[Excerpts from a dataset]

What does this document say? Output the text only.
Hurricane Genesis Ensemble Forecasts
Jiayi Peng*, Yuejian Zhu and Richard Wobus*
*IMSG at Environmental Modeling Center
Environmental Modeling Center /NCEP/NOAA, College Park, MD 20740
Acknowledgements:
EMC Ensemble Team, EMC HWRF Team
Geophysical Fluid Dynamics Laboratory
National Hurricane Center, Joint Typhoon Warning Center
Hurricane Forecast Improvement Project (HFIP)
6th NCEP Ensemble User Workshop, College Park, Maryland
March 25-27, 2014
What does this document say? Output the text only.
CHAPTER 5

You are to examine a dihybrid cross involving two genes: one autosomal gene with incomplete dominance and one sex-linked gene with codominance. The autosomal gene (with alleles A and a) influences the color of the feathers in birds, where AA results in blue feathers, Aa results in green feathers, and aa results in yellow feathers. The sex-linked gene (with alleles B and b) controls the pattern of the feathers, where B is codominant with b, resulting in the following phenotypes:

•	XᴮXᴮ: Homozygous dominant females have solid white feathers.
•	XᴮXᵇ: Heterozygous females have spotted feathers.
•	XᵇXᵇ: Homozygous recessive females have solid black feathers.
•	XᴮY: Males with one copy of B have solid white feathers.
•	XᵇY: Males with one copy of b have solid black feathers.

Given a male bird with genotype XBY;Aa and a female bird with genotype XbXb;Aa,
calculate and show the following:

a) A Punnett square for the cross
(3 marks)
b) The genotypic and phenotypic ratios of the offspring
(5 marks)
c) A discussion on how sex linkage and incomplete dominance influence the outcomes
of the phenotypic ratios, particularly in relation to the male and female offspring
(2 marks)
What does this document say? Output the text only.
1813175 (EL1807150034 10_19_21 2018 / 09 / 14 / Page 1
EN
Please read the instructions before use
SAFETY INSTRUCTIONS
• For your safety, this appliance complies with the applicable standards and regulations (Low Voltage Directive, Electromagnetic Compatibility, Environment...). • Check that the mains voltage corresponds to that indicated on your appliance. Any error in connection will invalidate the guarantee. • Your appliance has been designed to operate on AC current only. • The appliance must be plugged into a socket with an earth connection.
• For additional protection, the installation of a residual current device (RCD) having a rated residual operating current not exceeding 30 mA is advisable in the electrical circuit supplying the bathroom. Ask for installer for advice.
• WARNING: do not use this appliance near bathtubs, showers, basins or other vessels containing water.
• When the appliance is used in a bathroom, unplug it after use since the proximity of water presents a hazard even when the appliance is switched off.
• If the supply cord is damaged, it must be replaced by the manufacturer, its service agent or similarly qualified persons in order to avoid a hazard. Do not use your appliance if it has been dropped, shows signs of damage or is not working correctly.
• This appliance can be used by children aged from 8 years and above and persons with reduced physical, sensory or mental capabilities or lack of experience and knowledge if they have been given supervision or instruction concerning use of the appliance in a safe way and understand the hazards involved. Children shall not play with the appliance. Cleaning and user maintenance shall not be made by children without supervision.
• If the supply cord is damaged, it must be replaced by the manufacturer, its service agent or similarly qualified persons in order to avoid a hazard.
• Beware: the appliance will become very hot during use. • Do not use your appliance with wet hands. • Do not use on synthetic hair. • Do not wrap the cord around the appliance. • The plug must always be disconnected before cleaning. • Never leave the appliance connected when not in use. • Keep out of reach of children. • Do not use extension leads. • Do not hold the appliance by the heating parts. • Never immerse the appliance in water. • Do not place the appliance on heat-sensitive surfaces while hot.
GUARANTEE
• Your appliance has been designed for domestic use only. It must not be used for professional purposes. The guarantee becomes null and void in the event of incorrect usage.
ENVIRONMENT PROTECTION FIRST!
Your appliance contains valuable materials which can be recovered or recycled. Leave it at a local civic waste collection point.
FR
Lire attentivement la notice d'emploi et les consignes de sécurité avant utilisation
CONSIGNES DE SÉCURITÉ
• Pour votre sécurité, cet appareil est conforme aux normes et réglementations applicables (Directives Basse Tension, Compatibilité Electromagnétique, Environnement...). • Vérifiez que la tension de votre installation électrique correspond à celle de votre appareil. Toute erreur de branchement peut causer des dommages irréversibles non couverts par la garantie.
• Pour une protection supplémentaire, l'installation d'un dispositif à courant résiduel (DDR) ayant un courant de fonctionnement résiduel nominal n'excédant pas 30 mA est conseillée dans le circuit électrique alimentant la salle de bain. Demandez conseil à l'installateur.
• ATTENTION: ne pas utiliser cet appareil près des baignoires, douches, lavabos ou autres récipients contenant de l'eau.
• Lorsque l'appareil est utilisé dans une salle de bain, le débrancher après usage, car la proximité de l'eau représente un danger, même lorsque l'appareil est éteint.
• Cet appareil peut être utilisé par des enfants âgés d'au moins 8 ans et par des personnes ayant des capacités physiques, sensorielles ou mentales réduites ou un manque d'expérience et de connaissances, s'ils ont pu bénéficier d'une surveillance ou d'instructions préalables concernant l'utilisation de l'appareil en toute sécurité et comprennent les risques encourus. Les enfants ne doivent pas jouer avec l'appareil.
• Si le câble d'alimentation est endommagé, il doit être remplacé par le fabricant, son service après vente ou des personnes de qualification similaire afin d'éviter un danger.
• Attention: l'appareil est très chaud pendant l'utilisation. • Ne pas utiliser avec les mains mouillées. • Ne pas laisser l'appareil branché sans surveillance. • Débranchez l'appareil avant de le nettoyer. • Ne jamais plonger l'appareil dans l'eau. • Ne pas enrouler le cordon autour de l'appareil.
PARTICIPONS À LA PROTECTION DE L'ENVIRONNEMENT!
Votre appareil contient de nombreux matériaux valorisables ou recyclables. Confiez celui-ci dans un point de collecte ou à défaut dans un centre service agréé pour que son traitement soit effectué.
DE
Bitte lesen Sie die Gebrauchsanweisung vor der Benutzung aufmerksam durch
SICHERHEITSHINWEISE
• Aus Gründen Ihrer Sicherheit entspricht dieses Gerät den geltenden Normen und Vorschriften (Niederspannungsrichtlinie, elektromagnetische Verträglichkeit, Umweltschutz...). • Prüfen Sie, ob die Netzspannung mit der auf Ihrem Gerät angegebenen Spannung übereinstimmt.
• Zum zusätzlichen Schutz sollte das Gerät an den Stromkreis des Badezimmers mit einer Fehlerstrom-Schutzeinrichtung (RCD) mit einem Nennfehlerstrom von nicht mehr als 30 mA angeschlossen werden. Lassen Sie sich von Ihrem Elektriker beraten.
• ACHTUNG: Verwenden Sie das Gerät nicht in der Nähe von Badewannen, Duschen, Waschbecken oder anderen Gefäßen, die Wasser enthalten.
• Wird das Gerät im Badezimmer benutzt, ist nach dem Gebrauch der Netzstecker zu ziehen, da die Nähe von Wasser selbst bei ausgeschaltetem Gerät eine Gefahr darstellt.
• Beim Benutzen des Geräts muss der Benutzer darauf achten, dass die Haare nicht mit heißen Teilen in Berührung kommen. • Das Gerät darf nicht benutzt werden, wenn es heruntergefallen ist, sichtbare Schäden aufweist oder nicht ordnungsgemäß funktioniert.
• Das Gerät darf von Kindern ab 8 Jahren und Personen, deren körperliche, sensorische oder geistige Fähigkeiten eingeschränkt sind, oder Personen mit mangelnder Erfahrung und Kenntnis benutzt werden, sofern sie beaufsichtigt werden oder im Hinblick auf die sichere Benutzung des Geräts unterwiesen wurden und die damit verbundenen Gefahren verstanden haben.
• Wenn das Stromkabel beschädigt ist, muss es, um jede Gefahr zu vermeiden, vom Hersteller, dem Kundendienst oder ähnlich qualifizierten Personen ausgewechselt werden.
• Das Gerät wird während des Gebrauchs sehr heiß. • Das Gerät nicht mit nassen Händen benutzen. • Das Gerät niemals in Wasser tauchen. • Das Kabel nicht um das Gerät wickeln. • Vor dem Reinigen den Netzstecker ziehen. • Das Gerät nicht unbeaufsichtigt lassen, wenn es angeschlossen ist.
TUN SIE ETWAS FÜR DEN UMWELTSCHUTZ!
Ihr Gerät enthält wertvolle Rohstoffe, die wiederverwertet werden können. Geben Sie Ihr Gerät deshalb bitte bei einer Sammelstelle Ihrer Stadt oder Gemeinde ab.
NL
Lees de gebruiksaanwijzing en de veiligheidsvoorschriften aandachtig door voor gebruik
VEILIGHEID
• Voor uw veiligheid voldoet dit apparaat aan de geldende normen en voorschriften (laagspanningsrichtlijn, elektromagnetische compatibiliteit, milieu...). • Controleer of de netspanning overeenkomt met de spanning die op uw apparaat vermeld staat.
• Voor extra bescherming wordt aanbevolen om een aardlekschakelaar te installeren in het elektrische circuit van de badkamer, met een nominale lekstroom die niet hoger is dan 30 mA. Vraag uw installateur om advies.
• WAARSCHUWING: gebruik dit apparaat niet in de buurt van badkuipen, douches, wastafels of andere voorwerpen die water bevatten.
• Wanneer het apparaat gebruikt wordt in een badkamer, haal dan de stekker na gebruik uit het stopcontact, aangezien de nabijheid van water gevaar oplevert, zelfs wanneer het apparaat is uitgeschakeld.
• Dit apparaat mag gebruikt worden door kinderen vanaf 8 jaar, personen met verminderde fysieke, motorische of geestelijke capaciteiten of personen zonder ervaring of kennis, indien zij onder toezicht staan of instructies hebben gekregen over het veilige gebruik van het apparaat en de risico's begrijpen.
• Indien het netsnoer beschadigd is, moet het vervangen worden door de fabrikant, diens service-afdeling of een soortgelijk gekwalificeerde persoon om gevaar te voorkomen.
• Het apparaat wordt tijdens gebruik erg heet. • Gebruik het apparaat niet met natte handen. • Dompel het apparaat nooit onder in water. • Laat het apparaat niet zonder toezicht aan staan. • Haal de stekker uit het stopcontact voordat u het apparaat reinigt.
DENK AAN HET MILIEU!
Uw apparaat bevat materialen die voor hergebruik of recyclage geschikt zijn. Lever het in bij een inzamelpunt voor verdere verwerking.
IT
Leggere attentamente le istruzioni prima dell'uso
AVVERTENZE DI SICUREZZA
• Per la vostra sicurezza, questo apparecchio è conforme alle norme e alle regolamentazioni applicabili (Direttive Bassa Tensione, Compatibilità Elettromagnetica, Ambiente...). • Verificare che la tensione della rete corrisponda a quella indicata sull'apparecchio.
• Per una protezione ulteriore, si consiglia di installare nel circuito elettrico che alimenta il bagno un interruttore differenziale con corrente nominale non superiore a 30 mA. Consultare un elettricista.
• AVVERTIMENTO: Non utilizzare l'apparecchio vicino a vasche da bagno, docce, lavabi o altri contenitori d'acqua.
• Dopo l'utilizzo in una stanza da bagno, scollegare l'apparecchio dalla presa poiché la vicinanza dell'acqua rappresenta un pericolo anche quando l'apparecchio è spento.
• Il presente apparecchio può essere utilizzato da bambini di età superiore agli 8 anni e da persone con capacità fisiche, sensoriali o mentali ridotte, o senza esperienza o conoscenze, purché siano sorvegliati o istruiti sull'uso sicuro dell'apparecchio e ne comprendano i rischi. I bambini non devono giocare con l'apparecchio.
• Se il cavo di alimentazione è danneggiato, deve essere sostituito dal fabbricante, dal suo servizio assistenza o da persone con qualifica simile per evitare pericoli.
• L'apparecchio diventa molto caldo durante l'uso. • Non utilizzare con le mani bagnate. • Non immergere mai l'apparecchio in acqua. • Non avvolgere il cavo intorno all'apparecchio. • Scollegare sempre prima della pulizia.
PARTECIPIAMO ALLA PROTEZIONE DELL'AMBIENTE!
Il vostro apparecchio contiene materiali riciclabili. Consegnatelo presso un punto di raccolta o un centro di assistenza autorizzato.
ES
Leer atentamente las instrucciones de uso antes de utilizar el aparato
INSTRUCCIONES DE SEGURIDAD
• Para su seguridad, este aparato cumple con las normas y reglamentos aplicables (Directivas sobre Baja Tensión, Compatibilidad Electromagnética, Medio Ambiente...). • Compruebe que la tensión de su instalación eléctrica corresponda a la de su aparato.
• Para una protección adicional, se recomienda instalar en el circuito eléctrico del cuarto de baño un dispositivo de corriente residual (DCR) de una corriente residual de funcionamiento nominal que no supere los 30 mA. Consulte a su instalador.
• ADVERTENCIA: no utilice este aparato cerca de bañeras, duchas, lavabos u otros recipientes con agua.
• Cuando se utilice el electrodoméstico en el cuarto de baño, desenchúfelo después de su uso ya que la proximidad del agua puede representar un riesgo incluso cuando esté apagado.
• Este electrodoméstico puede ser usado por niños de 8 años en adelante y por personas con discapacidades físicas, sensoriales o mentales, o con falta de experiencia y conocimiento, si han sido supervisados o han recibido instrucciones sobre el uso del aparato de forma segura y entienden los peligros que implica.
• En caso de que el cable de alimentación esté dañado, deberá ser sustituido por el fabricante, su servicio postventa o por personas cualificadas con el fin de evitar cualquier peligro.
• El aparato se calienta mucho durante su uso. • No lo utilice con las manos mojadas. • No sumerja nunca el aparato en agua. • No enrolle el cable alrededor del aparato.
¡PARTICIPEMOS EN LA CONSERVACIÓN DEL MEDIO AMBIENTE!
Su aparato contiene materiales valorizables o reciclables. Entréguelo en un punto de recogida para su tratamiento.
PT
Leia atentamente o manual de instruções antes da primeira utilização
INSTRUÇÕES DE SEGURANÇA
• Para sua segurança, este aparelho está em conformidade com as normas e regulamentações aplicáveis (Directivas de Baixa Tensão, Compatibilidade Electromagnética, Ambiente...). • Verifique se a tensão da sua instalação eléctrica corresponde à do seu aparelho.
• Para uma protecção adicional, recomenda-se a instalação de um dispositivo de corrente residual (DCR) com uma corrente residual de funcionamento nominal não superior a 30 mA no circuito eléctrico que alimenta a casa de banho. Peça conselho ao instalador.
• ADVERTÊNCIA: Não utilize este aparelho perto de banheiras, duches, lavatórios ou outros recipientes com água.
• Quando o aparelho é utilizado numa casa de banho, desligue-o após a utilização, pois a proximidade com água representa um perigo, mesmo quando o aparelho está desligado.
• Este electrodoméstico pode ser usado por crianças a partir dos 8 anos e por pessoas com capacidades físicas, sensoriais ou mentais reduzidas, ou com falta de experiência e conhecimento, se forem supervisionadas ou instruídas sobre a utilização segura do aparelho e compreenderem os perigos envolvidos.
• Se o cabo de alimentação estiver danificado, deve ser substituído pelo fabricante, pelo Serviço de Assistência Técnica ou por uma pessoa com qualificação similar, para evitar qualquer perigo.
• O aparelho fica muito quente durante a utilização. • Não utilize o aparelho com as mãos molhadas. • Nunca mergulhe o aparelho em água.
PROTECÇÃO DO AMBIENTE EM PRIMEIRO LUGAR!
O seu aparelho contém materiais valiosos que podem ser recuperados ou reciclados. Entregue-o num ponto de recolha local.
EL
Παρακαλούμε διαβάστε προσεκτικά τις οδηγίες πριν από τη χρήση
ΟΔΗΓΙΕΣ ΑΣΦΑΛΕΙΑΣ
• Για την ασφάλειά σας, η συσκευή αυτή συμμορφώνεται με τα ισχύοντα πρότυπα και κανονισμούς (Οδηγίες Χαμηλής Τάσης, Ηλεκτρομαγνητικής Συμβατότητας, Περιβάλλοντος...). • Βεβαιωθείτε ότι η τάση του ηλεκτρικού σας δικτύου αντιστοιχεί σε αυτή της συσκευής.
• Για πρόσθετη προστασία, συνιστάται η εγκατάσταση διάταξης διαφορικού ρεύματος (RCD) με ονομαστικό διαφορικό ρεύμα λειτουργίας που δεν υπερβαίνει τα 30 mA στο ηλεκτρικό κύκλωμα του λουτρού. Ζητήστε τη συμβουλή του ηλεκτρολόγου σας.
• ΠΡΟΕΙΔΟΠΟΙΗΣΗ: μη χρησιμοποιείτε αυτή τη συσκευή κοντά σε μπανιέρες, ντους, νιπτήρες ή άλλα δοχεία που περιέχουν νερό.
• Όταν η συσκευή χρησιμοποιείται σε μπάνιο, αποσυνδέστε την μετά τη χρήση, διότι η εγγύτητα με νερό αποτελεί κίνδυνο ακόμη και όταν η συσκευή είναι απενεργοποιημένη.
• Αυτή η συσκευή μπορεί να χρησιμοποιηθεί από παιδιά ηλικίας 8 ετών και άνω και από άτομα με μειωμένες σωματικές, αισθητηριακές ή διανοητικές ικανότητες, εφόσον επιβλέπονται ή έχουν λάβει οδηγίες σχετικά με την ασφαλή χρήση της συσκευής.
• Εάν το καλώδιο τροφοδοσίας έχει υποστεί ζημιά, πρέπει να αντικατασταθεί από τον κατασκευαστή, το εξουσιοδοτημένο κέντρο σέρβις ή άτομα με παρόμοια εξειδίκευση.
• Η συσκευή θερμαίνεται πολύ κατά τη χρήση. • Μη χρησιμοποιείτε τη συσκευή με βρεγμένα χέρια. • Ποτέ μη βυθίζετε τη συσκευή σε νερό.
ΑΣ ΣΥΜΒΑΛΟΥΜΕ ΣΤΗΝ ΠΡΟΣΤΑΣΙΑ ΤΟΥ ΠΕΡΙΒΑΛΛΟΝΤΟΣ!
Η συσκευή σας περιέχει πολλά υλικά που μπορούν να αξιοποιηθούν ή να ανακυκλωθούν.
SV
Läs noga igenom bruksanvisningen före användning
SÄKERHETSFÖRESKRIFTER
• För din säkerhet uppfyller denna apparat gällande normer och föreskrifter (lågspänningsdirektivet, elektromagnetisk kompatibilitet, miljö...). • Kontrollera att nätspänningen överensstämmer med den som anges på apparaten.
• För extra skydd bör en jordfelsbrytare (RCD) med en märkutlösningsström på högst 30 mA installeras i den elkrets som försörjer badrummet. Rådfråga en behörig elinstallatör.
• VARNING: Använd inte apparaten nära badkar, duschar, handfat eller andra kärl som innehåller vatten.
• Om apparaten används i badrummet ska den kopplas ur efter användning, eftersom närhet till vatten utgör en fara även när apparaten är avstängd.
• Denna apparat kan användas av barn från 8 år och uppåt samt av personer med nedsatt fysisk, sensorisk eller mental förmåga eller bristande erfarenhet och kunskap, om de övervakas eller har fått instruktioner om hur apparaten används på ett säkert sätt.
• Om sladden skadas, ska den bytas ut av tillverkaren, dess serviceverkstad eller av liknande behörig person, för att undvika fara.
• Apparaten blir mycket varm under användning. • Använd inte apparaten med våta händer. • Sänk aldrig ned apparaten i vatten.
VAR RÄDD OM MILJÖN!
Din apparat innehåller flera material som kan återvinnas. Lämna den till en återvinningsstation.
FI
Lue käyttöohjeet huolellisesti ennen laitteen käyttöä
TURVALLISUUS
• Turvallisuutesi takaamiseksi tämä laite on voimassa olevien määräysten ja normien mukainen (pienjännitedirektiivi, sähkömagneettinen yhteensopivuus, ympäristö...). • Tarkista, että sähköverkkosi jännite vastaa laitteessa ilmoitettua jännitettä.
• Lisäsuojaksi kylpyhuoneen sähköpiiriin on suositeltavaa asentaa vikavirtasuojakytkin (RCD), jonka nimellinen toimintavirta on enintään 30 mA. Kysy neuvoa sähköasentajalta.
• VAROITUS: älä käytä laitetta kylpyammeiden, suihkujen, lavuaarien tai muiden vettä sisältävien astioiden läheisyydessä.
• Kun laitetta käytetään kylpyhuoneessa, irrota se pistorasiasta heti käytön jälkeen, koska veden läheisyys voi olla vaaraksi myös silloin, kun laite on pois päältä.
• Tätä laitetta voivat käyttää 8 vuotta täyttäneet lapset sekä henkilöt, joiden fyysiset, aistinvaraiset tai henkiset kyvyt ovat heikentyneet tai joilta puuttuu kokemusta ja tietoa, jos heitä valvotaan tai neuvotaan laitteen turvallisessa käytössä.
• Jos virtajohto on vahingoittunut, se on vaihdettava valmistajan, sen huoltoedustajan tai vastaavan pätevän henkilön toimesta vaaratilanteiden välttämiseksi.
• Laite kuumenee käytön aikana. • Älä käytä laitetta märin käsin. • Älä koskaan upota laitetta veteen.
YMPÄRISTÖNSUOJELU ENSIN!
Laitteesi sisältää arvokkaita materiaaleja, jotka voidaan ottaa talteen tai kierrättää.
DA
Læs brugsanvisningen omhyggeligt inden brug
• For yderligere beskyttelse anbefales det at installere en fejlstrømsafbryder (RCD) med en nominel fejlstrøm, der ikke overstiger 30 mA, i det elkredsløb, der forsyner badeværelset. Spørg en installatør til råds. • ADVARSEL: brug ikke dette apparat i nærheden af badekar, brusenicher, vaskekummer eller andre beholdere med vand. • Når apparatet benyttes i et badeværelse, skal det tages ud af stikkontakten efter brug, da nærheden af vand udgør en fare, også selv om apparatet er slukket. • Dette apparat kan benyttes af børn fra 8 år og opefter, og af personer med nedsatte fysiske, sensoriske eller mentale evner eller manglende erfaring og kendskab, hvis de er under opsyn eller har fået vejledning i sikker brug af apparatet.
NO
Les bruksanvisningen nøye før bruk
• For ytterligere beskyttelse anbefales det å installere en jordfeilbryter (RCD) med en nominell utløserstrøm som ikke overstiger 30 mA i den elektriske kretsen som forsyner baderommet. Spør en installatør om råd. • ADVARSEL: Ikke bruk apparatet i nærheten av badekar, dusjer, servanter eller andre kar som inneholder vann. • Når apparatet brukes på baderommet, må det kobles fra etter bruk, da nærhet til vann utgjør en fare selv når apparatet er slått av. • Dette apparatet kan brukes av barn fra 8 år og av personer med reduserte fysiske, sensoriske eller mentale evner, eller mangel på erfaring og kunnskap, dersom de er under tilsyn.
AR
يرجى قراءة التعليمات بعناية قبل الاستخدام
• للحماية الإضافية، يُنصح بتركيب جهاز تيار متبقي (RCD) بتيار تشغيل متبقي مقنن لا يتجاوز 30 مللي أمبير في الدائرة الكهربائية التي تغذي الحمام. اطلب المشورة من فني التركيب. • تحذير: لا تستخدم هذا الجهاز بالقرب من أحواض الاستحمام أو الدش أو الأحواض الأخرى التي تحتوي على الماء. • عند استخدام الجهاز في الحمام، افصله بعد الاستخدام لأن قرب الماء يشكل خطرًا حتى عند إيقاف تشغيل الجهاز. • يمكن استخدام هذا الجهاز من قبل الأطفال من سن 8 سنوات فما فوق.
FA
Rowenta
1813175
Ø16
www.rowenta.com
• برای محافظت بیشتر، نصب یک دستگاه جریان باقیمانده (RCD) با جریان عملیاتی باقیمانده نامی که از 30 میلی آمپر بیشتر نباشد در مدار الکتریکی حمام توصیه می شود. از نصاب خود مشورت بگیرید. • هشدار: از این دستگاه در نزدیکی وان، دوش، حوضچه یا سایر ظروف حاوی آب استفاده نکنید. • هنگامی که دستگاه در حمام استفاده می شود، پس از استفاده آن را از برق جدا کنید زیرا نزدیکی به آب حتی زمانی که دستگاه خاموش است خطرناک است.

WHAT NEEDS TO BE DONE: Go through the entries above and count the lines containing the string "utilize". Give only that number.

TASK ANSWER: 2